Directive
Find the lines with "segmented" in them and copy them out.
#### Provided information ####
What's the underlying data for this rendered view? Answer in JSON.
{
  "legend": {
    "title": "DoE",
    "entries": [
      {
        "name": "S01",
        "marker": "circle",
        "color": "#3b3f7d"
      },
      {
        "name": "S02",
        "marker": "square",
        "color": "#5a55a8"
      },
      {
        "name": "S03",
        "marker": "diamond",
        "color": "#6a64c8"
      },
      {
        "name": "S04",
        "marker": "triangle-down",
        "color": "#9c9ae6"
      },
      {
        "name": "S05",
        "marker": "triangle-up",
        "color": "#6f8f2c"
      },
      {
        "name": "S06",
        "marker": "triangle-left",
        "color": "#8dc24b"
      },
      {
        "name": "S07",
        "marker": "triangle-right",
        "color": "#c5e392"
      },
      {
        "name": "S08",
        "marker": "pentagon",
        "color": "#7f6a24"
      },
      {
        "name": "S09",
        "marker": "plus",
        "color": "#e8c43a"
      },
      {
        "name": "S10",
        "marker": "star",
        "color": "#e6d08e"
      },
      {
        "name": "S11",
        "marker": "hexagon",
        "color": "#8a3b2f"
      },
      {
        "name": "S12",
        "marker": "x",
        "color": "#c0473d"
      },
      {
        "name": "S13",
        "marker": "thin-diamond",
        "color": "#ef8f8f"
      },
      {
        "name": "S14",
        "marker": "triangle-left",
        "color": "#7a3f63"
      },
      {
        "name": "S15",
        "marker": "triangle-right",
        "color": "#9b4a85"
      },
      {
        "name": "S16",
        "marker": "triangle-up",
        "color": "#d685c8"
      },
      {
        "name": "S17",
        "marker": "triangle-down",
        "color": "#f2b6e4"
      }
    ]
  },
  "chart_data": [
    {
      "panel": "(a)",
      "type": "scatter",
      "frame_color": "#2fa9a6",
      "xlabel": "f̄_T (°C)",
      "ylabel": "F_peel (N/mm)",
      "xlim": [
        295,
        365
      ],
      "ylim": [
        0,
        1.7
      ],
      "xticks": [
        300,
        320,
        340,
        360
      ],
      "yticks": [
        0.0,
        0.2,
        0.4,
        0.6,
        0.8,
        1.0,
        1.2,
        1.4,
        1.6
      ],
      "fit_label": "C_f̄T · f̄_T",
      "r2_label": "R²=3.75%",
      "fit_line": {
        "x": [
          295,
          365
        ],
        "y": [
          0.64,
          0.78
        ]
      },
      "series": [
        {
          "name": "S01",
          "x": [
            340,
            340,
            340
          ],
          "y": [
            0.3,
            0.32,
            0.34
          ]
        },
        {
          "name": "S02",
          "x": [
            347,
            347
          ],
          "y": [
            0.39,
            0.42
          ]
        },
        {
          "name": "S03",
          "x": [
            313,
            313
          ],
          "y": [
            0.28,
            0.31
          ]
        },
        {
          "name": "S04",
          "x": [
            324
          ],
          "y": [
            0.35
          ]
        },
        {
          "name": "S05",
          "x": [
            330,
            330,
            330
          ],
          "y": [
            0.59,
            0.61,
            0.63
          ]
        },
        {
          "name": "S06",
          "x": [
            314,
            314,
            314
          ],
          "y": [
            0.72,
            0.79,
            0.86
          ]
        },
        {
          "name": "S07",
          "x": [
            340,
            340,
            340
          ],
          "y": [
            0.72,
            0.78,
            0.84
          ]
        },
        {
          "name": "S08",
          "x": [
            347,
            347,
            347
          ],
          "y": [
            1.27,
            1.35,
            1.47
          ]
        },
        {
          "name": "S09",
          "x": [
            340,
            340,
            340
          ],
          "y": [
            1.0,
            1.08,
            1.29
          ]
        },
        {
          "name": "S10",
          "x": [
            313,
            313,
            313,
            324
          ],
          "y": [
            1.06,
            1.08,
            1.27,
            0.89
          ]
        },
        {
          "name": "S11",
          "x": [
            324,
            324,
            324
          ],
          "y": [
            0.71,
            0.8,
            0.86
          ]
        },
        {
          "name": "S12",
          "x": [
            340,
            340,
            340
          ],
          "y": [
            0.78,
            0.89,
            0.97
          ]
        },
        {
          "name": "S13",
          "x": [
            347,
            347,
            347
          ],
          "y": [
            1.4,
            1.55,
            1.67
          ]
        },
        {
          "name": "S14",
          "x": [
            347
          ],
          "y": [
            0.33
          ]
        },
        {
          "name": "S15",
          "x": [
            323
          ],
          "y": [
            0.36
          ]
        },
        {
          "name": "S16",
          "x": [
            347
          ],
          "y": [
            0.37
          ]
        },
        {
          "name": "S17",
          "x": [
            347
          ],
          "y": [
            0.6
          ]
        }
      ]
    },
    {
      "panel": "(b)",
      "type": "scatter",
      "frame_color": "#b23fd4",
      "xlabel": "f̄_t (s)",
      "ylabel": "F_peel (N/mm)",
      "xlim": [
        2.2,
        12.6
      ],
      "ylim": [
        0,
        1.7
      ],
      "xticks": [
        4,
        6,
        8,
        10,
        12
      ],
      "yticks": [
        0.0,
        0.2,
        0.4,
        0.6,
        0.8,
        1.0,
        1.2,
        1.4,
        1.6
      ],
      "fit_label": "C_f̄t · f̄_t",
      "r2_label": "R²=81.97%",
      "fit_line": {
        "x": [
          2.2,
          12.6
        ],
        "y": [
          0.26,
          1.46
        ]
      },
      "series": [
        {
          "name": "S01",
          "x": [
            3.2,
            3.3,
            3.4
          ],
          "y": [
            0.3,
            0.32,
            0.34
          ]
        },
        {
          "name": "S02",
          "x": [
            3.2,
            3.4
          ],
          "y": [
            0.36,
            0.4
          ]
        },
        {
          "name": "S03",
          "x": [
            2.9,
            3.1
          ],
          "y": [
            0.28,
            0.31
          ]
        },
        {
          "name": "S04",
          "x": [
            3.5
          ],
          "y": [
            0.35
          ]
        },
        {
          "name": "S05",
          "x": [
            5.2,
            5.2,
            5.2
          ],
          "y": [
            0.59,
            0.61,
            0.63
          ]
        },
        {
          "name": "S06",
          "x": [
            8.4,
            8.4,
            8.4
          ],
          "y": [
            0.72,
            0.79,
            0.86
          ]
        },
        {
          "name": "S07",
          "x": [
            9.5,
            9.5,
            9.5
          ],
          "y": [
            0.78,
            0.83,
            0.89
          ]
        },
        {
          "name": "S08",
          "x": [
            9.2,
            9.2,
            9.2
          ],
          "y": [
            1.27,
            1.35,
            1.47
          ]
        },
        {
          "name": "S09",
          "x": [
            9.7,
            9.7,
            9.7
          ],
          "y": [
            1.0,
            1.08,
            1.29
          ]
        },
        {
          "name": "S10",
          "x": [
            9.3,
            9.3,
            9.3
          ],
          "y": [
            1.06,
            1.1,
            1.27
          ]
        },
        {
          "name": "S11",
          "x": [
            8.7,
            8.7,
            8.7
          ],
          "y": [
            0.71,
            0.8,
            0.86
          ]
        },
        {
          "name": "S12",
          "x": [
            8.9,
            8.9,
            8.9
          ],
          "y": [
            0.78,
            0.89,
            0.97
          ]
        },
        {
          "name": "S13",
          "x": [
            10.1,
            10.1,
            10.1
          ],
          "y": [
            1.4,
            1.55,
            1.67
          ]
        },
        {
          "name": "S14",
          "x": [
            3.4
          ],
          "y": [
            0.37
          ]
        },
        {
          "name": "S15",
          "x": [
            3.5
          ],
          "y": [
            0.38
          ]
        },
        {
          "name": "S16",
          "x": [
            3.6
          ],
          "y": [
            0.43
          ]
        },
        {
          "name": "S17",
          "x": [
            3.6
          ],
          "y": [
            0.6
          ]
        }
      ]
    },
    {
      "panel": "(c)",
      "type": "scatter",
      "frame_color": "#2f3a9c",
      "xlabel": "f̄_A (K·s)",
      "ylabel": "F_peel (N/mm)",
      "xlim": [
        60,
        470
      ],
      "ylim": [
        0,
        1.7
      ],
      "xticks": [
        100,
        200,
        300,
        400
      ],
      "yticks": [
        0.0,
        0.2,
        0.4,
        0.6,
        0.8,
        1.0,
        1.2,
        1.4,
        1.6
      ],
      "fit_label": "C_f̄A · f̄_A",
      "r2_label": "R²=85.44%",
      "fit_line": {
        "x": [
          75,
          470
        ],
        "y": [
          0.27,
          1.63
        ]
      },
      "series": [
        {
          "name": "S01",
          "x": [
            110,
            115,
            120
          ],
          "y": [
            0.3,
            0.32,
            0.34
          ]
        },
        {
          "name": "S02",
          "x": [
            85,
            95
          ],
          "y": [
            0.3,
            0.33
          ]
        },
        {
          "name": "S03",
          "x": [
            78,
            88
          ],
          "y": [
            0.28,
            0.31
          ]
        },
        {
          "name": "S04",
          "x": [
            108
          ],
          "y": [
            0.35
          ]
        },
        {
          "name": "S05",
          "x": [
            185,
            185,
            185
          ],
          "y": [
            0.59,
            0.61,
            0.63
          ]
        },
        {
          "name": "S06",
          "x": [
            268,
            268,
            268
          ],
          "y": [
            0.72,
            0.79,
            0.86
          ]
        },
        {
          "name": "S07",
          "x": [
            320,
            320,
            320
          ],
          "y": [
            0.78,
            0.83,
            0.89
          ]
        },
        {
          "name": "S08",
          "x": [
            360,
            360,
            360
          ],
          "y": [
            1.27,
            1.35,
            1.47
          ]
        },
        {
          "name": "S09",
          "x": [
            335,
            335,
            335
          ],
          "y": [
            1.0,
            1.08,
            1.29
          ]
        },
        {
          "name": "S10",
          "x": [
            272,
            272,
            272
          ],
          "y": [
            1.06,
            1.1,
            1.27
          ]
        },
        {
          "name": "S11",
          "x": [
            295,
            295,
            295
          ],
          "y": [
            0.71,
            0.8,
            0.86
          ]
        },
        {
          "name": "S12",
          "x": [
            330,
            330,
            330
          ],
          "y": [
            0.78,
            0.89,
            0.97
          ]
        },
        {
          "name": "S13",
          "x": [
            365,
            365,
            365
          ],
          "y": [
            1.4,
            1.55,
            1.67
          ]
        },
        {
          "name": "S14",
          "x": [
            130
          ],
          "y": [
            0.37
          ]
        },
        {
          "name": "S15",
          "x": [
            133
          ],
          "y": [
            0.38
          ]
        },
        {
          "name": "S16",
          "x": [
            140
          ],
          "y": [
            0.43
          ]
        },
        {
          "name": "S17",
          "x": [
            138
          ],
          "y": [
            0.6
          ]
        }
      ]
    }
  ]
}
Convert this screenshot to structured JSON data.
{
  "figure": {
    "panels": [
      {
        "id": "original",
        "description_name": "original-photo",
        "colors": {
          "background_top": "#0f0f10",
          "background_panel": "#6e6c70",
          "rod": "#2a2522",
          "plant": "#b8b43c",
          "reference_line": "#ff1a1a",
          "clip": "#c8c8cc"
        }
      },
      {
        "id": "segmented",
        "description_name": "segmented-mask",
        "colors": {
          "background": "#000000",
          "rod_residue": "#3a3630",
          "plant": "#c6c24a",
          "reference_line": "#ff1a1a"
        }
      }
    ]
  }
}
####
Response below
        "id": "segmented",
        "description_name": "segmented-mask",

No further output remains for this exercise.